Repeat every record below exactly as written.

## RECORDS SUPPLIED
==================================================

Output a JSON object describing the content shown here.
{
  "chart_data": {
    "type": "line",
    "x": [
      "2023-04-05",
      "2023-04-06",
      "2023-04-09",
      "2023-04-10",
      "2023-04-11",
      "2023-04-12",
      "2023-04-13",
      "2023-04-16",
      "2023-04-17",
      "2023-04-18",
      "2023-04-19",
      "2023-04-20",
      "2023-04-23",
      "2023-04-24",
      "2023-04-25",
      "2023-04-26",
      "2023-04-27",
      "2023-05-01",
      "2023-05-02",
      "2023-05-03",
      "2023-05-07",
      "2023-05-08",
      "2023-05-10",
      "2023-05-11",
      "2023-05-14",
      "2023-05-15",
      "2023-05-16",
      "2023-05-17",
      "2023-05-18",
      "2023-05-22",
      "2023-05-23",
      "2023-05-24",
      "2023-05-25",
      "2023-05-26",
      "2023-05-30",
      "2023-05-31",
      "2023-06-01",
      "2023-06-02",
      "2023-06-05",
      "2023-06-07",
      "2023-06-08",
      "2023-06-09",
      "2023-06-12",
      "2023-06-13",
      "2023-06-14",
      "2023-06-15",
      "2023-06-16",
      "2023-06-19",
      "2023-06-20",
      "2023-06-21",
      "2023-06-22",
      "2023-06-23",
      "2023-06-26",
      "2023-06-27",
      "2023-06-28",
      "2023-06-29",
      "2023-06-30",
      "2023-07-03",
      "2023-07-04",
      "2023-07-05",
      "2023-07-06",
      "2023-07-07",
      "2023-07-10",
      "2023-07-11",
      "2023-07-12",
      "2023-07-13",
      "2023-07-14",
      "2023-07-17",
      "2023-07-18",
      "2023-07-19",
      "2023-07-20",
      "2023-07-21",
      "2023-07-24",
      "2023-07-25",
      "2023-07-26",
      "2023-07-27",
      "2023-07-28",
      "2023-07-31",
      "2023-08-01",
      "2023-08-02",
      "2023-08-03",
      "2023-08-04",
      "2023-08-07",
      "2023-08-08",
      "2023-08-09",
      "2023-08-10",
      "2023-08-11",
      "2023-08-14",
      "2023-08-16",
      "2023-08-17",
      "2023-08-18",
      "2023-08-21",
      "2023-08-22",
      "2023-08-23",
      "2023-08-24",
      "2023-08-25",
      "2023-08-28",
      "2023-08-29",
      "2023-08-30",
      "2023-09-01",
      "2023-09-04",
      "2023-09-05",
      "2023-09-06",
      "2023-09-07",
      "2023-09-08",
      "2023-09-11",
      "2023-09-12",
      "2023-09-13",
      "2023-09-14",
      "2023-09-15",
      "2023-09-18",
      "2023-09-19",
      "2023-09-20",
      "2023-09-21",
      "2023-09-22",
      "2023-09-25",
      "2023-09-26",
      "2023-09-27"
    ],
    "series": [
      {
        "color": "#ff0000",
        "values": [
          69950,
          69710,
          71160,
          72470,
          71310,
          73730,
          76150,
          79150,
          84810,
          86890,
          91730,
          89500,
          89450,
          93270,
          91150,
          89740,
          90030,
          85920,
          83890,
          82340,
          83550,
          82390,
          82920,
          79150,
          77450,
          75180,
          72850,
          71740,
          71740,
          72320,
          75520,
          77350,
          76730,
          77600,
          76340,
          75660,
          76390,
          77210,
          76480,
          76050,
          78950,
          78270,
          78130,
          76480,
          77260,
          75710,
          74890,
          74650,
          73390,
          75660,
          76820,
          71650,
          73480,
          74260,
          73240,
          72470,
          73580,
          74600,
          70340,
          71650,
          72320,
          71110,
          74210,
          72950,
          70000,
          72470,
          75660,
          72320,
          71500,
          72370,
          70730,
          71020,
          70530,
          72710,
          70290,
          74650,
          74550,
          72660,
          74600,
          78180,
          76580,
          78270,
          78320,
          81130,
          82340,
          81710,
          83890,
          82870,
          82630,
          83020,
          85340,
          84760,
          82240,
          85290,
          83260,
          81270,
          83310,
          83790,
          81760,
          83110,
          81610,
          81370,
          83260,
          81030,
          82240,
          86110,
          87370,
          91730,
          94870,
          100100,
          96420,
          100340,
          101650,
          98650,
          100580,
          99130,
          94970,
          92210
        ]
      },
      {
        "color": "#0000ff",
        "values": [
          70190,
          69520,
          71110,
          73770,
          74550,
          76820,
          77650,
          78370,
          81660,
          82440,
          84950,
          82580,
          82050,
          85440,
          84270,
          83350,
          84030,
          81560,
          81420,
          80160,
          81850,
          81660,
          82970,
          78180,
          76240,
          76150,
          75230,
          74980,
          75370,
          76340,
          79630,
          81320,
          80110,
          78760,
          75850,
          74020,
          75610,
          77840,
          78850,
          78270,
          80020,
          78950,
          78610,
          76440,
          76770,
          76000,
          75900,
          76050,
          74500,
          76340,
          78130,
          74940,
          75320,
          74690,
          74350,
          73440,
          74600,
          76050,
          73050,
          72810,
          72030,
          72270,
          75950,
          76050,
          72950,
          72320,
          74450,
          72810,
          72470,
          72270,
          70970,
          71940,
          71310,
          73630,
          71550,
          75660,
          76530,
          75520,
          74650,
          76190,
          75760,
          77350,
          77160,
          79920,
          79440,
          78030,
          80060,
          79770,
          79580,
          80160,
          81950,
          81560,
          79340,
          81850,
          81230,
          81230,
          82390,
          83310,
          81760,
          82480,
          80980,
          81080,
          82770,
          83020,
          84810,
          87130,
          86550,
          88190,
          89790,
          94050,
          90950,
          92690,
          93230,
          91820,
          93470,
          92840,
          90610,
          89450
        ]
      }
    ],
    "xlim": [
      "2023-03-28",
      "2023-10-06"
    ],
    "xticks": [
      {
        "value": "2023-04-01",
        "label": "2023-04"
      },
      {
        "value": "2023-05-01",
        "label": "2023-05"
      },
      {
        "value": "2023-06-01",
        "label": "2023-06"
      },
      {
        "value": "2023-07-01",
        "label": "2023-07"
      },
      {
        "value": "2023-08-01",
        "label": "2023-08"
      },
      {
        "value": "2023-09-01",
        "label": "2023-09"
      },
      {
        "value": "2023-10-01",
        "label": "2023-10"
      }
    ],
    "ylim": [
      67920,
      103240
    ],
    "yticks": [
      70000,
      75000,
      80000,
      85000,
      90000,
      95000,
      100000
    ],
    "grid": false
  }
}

==================================================

## EXERCISE RESULT
Output a JSON object describing the content shown here.
{
  "chart_data": {
    "type": "line",
    "x": [
      "2023-04-05",
      "2023-04-06",
      "2023-04-09",
      "2023-04-10",
      "2023-04-11",
      "2023-04-12",
      "2023-04-13",
      "2023-04-16",
      "2023-04-17",
      "2023-04-18",
      "2023-04-19",
      "2023-04-20",
      "2023-04-23",
      "2023-04-24",
      "2023-04-25",
      "2023-04-26",
      "2023-04-27",
      "2023-05-01",
      "2023-05-02",
      "2023-05-03",
      "2023-05-07",
      "2023-05-08",
      "2023-05-10",
      "2023-05-11",
      "2023-05-14",
      "2023-05-15",
      "2023-05-16",
      "2023-05-17",
      "2023-05-18",
      "2023-05-22",
      "2023-05-23",
      "2023-05-24",
      "2023-05-25",
      "2023-05-26",
      "2023-05-30",
      "2023-05-31",
      "2023-06-01",
      "2023-06-02",
      "2023-06-05",
      "2023-06-07",
      "2023-06-08",
      "2023-06-09",
      "2023-06-12",
      "2023-06-13",
      "2023-06-14",
      "2023-06-15",
      "2023-06-16",
      "2023-06-19",
      "2023-06-20",
      "2023-06-21",
      "2023-06-22",
      "2023-06-23",
      "2023-06-26",
      "2023-06-27",
      "2023-06-28",
      "2023-06-29",
      "2023-06-30",
      "2023-07-03",
      "2023-07-04",
      "2023-07-05",
      "2023-07-06",
      "2023-07-07",
      "2023-07-10",
      "2023-07-11",
      "2023-07-12",
      "2023-07-13",
      "2023-07-14",
      "2023-07-17",
      "2023-07-18",
      "2023-07-19",
      "2023-07-20",
      "2023-07-21",
      "2023-07-24",
      "2023-07-25",
      "2023-07-26",
      "2023-07-27",
      "2023-07-28",
      "2023-07-31",
      "2023-08-01",
      "2023-08-02",
      "2023-08-03",
      "2023-08-04",
      "2023-08-07",
      "2023-08-08",
      "2023-08-09",
      "2023-08-10",
      "2023-08-11",
      "2023-08-14",
      "2023-08-16",
      "2023-08-17",
      "2023-08-18",
      "2023-08-21",
      "2023-08-22",
      "2023-08-23",
      "2023-08-24",
      "2023-08-25",
      "2023-08-28",
      "2023-08-29",
      "2023-08-30",
      "2023-09-01",
      "2023-09-04",
      "2023-09-05",
      "2023-09-06",
      "2023-09-07",
      "2023-09-08",
      "2023-09-11",
      "2023-09-12",
      "2023-09-13",
      "2023-09-14",
      "2023-09-15",
      "2023-09-18",
      "2023-09-19",
      "2023-09-20",
      "2023-09-21",
      "2023-09-22",
      "2023-09-25",
      "2023-09-26",
      "2023-09-27"
    ],
    "series": [
      {
        "color": "#ff0000",
        "values": [
          69950,
          69710,
          71160,
          72470,
          71310,
          73730,
          76150,
          79150,
          84810,
          86890,
          91730,
          89500,
          89450,
          93270,
          91150,
          89740,
          90030,
          85920,
          83890,
          82340,
          83550,
          82390,
          82920,
          79150,
          77450,
          75180,
          72850,
          71740,
          71740,
          72320,
          75520,
          77350,
          76730,
          77600,
          76340,
          75660,
          76390,
          77210,
          76480,
          76050,
          78950,
          78270,
          78130,
          76480,
          77260,
          75710,
          74890,
          74650,
          73390,
          75660,
          76820,
          71650,
          73480,
          74260,
          73240,
          72470,
          73580,
          74600,
          70340,
          71650,
          72320,
          71110,
          74210,
          72950,
          70000,
          72470,
          75660,
          72320,
          71500,
          72370,
          70730,
          71020,
          70530,
          72710,
          70290,
          74650,
          74550,
          72660,
          74600,
          78180,
          76580,
          78270,
          78320,
          81130,
          82340,
          81710,
          83890,
          82870,
          82630,
          83020,
          85340,
          84760,
          82240,
          85290,
          83260,
          81270,
          83310,
          83790,
          81760,
          83110,
          81610,
          81370,
          83260,
          81030,
          82240,
          86110,
          87370,
          91730,
          94870,
          100100,
          96420,
          100340,
          101650,
          98650,
          100580,
          99130,
          94970,
          92210
        ]
      },
      {
        "color": "#0000ff",
        "values": [
          70190,
          69520,
          71110,
          73770,
          74550,
          76820,
          77650,
          78370,
          81660,
          82440,
          84950,
          82580,
          82050,
          85440,
          84270,
          83350,
          84030,
          81560,
          81420,
          80160,
          81850,
          81660,
          82970,
          78180,
          76240,
          76150,
          75230,
          74980,
          75370,
          76340,
          79630,
          81320,
          80110,
          78760,
          75850,
          74020,
          75610,
          77840,
          78850,
          78270,
          80020,
          78950,
          78610,
          76440,
          76770,
          76000,
          75900,
          76050,
          74500,
          76340,
          78130,
          74940,
          75320,
          74690,
          74350,
          73440,
          74600,
          76050,
          73050,
          72810,
          72030,
          72270,
          75950,
          76050,
          72950,
          72320,
          74450,
          72810,
          72470,
          72270,
          70970,
          71940,
          71310,
          73630,
          71550,
          75660,
          76530,
          75520,
          74650,
          76190,
          75760,
          77350,
          77160,
          79920,
          79440,
          78030,
          80060,
          79770,
          79580,
          80160,
          81950,
          81560,
          79340,
          81850,
          81230,
          81230,
          82390,
          83310,
          81760,
          82480,
          80980,
          81080,
          82770,
          83020,
          84810,
          87130,
          86550,
          88190,
          89790,
          94050,
          90950,
          92690,
          93230,
          91820,
          93470,
          92840,
          90610,
          89450
        ]
      }
    ],
    "xlim": [
      "2023-03-28",
      "2023-10-06"
    ],
    "xticks": [
      {
        "value": "2023-04-01",
        "label": "2023-04"
      },
      {
        "value": "2023-05-01",
        "label": "2023-05"
      },
      {
        "value": "2023-06-01",
        "label": "2023-06"
      },
      {
        "value": "2023-07-01",
        "label": "2023-07"
      },
      {
        "value": "2023-08-01",
        "label": "2023-08"
      },
      {
        "value": "2023-09-01",
        "label": "2023-09"
      },
      {
        "value": "2023-10-01",
        "label": "2023-10"
      }
    ],
    "ylim": [
      67920,
      103240
    ],
    "yticks": [
      70000,
      75000,
      80000,
      85000,
      90000,
      95000,
      100000
    ],
    "grid": false
  }
}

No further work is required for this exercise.